**RECORDS FOR THIS EXERCISE:**
--- Begin ---

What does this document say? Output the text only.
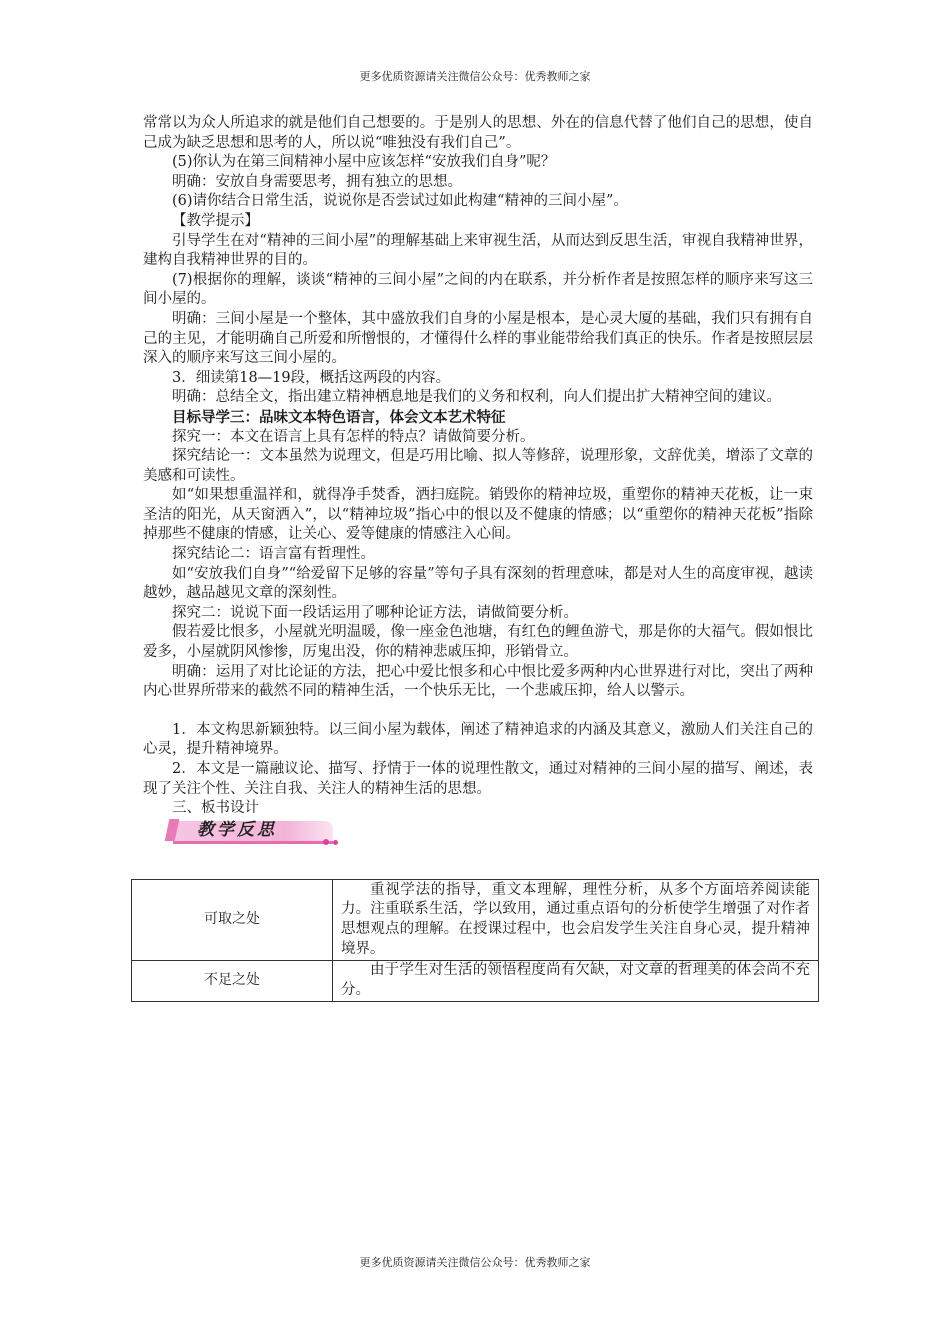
更多优质资源请关注微信公众号：优秀教师之家

常常以为众人所追求的就是他们自己想要的。于是别人的思想、外在的信息代替了他们自己的思想，使自己成为缺乏思想和思考的人，所以说“唯独没有我们自己”。

(5)你认为在第三间精神小屋中应该怎样“安放我们自身”呢？

明确：安放自身需要思考，拥有独立的思想。

(6)请你结合日常生活，说说你是否尝试过如此构建“精神的三间小屋”。

【教学提示】

引导学生在对“精神的三间小屋”的理解基础上来审视生活，从而达到反思生活，审视自我精神世界，建构自我精神世界的目的。

(7)根据你的理解，谈谈“精神的三间小屋”之间的内在联系，并分析作者是按照怎样的顺序来写这三间小屋的。

明确：三间小屋是一个整体，其中盛放我们自身的小屋是根本，是心灵大厦的基础，我们只有拥有自己的主见，才能明确自己所爱和所憎恨的，才懂得什么样的事业能带给我们真正的快乐。作者是按照层层深入的顺序来写这三间小屋的。

3．细读第18—19段，概括这两段的内容。

明确：总结全文，指出建立精神栖息地是我们的义务和权利，向人们提出扩大精神空间的建议。

目标导学三：品味文本特色语言，体会文本艺术特征

探究一：本文在语言上具有怎样的特点？请做简要分析。

探究结论一：文本虽然为说理文，但是巧用比喻、拟人等修辞，说理形象，文辞优美，增添了文章的美感和可读性。

如“如果想重温祥和，就得净手焚香，洒扫庭院。销毁你的精神垃圾，重塑你的精神天花板，让一束圣洁的阳光，从天窗洒入”，以“精神垃圾”指心中的恨以及不健康的情感；以“重塑你的精神天花板”指除掉那些不健康的情感，让关心、爱等健康的情感注入心间。

探究结论二：语言富有哲理性。

如“安放我们自身”“给爱留下足够的容量”等句子具有深刻的哲理意味，都是对人生的高度审视，越读越妙，越品越见文章的深刻性。

探究二：说说下面一段话运用了哪种论证方法，请做简要分析。

假若爱比恨多，小屋就光明温暖，像一座金色池塘，有红色的鲤鱼游弋，那是你的大福气。假如恨比爱多，小屋就阴风惨惨，厉鬼出没，你的精神悲戚压抑，形销骨立。

明确：运用了对比论证的方法，把心中爱比恨多和心中恨比爱多两种内心世界进行对比，突出了两种内心世界所带来的截然不同的精神生活，一个快乐无比，一个悲戚压抑，给人以警示。

1．本文构思新颖独特。以三间小屋为载体，阐述了精神追求的内涵及其意义，激励人们关注自己的心灵，提升精神境界。

2．本文是一篇融议论、描写、抒情于一体的说理性散文，通过对精神的三间小屋的描写、阐述，表现了关注个性、关注自我、关注人的精神生活的思想。

三、板书设计

教学反思
可取之处	重视学法的指导，重文本理解，理性分析，从多个方面培养阅读能力。注重联系生活，学以致用，通过重点语句的分析使学生增强了对作者思想观点的理解。在授课过程中，也会启发学生关注自身心灵，提升精神境界。

不足之处	由于学生对生活的领悟程度尚有欠缺，对文章的哲理美的体会尚不充分。

更多优质资源请关注微信公众号：优秀教师之家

--- End ---

**WHAT NEEDS TO BE DONE:** Copy out each record shown above without alteration, skipping any picture.

**ANSWER TO THIS EXERCISE:**
What does this document say? Output the text only.
更多优质资源请关注微信公众号：优秀教师之家

常常以为众人所追求的就是他们自己想要的。于是别人的思想、外在的信息代替了他们自己的思想，使自己成为缺乏思想和思考的人，所以说“唯独没有我们自己”。

(5)你认为在第三间精神小屋中应该怎样“安放我们自身”呢？

明确：安放自身需要思考，拥有独立的思想。

(6)请你结合日常生活，说说你是否尝试过如此构建“精神的三间小屋”。

【教学提示】

引导学生在对“精神的三间小屋”的理解基础上来审视生活，从而达到反思生活，审视自我精神世界，建构自我精神世界的目的。

(7)根据你的理解，谈谈“精神的三间小屋”之间的内在联系，并分析作者是按照怎样的顺序来写这三间小屋的。

明确：三间小屋是一个整体，其中盛放我们自身的小屋是根本，是心灵大厦的基础，我们只有拥有自己的主见，才能明确自己所爱和所憎恨的，才懂得什么样的事业能带给我们真正的快乐。作者是按照层层深入的顺序来写这三间小屋的。

3．细读第18—19段，概括这两段的内容。

明确：总结全文，指出建立精神栖息地是我们的义务和权利，向人们提出扩大精神空间的建议。

目标导学三：品味文本特色语言，体会文本艺术特征

探究一：本文在语言上具有怎样的特点？请做简要分析。

探究结论一：文本虽然为说理文，但是巧用比喻、拟人等修辞，说理形象，文辞优美，增添了文章的美感和可读性。

如“如果想重温祥和，就得净手焚香，洒扫庭院。销毁你的精神垃圾，重塑你的精神天花板，让一束圣洁的阳光，从天窗洒入”，以“精神垃圾”指心中的恨以及不健康的情感；以“重塑你的精神天花板”指除掉那些不健康的情感，让关心、爱等健康的情感注入心间。

探究结论二：语言富有哲理性。

如“安放我们自身”“给爱留下足够的容量”等句子具有深刻的哲理意味，都是对人生的高度审视，越读越妙，越品越见文章的深刻性。

探究二：说说下面一段话运用了哪种论证方法，请做简要分析。

假若爱比恨多，小屋就光明温暖，像一座金色池塘，有红色的鲤鱼游弋，那是你的大福气。假如恨比爱多，小屋就阴风惨惨，厉鬼出没，你的精神悲戚压抑，形销骨立。

明确：运用了对比论证的方法，把心中爱比恨多和心中恨比爱多两种内心世界进行对比，突出了两种内心世界所带来的截然不同的精神生活，一个快乐无比，一个悲戚压抑，给人以警示。

1．本文构思新颖独特。以三间小屋为载体，阐述了精神追求的内涵及其意义，激励人们关注自己的心灵，提升精神境界。

2．本文是一篇融议论、描写、抒情于一体的说理性散文，通过对精神的三间小屋的描写、阐述，表现了关注个性、关注自我、关注人的精神生活的思想。

三、板书设计

教学反思
可取之处	重视学法的指导，重文本理解，理性分析，从多个方面培养阅读能力。注重联系生活，学以致用，通过重点语句的分析使学生增强了对作者思想观点的理解。在授课过程中，也会启发学生关注自身心灵，提升精神境界。

不足之处	由于学生对生活的领悟程度尚有欠缺，对文章的哲理美的体会尚不充分。

更多优质资源请关注微信公众号：优秀教师之家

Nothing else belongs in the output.